● WRITTEN INSTRUCTION: Retype the records word for word, from their first line through the line with "570, 719, 614]", including both ends.

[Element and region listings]
────────────────────────────────────────
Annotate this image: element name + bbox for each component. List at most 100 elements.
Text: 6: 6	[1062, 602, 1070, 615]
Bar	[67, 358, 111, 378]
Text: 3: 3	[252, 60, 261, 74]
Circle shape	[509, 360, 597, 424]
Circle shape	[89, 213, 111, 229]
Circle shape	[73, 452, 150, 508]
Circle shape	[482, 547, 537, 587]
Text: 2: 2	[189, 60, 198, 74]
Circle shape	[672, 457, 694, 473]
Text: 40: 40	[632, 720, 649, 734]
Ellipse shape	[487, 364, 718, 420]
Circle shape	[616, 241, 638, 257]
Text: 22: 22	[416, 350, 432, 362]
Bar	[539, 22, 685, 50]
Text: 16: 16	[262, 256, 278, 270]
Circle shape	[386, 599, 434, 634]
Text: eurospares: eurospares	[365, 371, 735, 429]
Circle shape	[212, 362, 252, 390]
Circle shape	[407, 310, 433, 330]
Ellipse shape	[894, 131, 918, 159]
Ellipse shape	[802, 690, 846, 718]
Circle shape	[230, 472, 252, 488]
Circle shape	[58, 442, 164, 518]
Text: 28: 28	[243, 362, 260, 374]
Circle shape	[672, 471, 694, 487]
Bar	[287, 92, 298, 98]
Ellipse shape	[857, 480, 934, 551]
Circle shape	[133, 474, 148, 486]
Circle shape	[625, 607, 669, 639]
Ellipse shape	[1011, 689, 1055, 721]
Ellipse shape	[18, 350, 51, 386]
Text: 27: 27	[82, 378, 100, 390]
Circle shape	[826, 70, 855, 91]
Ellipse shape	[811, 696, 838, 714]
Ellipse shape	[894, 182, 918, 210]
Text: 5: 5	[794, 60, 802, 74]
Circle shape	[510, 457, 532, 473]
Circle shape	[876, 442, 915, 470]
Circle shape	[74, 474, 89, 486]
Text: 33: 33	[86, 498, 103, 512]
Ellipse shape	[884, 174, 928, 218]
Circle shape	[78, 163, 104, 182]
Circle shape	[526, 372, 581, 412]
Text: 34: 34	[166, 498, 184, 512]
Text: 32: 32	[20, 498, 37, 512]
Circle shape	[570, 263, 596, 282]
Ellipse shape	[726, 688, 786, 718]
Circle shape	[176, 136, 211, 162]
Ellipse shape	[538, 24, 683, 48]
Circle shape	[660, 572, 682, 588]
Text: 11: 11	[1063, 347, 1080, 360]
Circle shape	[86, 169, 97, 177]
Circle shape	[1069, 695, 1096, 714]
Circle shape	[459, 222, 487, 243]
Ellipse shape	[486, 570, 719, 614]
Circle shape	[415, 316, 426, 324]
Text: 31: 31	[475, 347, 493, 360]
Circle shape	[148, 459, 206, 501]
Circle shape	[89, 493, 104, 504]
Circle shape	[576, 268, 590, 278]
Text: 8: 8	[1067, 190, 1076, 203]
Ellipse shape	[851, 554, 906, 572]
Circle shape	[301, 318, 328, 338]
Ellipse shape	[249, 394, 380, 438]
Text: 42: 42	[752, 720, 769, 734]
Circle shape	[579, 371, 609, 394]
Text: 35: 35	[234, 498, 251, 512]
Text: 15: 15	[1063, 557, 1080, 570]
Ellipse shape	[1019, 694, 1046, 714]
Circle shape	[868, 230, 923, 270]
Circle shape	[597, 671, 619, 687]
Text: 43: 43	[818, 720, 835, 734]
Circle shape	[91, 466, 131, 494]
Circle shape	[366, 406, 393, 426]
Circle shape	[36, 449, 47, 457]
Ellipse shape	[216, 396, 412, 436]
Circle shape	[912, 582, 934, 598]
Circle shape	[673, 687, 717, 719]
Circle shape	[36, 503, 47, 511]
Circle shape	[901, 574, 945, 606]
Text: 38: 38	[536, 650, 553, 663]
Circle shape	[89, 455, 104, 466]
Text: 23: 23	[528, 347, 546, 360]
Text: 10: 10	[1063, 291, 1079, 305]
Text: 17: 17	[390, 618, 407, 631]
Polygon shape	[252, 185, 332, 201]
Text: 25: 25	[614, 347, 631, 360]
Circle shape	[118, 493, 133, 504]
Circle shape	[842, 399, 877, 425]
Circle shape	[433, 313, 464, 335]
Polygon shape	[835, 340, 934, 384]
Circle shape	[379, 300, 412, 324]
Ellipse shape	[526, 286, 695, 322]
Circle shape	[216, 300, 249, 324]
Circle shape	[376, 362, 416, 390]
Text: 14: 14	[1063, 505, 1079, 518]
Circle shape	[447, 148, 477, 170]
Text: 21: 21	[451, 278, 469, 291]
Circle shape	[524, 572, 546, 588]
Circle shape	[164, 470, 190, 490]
────────────────────────────────────────
● EXERCISE RESPONSE:
Annotate this image: element name + bbox for each component. List at most 100 elements.
Text: 6: 6	[1062, 602, 1070, 615]
Bar	[67, 358, 111, 378]
Text: 3: 3	[252, 60, 261, 74]
Circle shape	[509, 360, 597, 424]
Circle shape	[89, 213, 111, 229]
Circle shape	[73, 452, 150, 508]
Circle shape	[482, 547, 537, 587]
Text: 2: 2	[189, 60, 198, 74]
Circle shape	[672, 457, 694, 473]
Text: 40: 40	[632, 720, 649, 734]
Ellipse shape	[487, 364, 718, 420]
Circle shape	[616, 241, 638, 257]
Text: 22: 22	[416, 350, 432, 362]
Bar	[539, 22, 685, 50]
Text: 16: 16	[262, 256, 278, 270]
Circle shape	[386, 599, 434, 634]
Text: eurospares: eurospares	[365, 371, 735, 429]
Circle shape	[212, 362, 252, 390]
Circle shape	[407, 310, 433, 330]
Ellipse shape	[894, 131, 918, 159]
Ellipse shape	[802, 690, 846, 718]
Circle shape	[230, 472, 252, 488]
Circle shape	[58, 442, 164, 518]
Text: 28: 28	[243, 362, 260, 374]
Circle shape	[672, 471, 694, 487]
Bar	[287, 92, 298, 98]
Ellipse shape	[857, 480, 934, 551]
Circle shape	[133, 474, 148, 486]
Circle shape	[625, 607, 669, 639]
Ellipse shape	[1011, 689, 1055, 721]
Ellipse shape	[18, 350, 51, 386]
Text: 27: 27	[82, 378, 100, 390]
Circle shape	[826, 70, 855, 91]
Ellipse shape	[811, 696, 838, 714]
Ellipse shape	[894, 182, 918, 210]
Text: 5: 5	[794, 60, 802, 74]
Circle shape	[510, 457, 532, 473]
Circle shape	[876, 442, 915, 470]
Circle shape	[74, 474, 89, 486]
Text: 33: 33	[86, 498, 103, 512]
Ellipse shape	[884, 174, 928, 218]
Circle shape	[78, 163, 104, 182]
Circle shape	[526, 372, 581, 412]
Text: 34: 34	[166, 498, 184, 512]
Text: 32: 32	[20, 498, 37, 512]
Circle shape	[570, 263, 596, 282]
Ellipse shape	[726, 688, 786, 718]
Circle shape	[176, 136, 211, 162]
Ellipse shape	[538, 24, 683, 48]
Circle shape	[660, 572, 682, 588]
Text: 11: 11	[1063, 347, 1080, 360]
Circle shape	[86, 169, 97, 177]
Circle shape	[1069, 695, 1096, 714]
Circle shape	[459, 222, 487, 243]
Ellipse shape	[486, 570, 719, 614]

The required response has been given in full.